Beneath this task is a listing; retype all of it exactly.

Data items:
● ● ●
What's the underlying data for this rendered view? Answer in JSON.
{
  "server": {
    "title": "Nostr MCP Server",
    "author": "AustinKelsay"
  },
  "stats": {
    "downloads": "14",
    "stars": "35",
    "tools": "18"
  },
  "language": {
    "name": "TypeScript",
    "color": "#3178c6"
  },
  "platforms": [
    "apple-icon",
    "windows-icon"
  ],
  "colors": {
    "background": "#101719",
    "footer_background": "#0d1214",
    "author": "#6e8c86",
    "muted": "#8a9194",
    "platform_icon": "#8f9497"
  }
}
● ● ●
**THE RESULT**
What's the underlying data for this rendered view? Answer in JSON.
{
  "server": {
    "title": "Nostr MCP Server",
    "author": "AustinKelsay"
  },
  "stats": {
    "downloads": "14",
    "stars": "35",
    "tools": "18"
  },
  "language": {
    "name": "TypeScript",
    "color": "#3178c6"
  },
  "platforms": [
    "apple-icon",
    "windows-icon"
  ],
  "colors": {
    "background": "#101719",
    "footer_background": "#0d1214",
    "author": "#6e8c86",
    "muted": "#8a9194",
    "platform_icon": "#8f9497"
  }
}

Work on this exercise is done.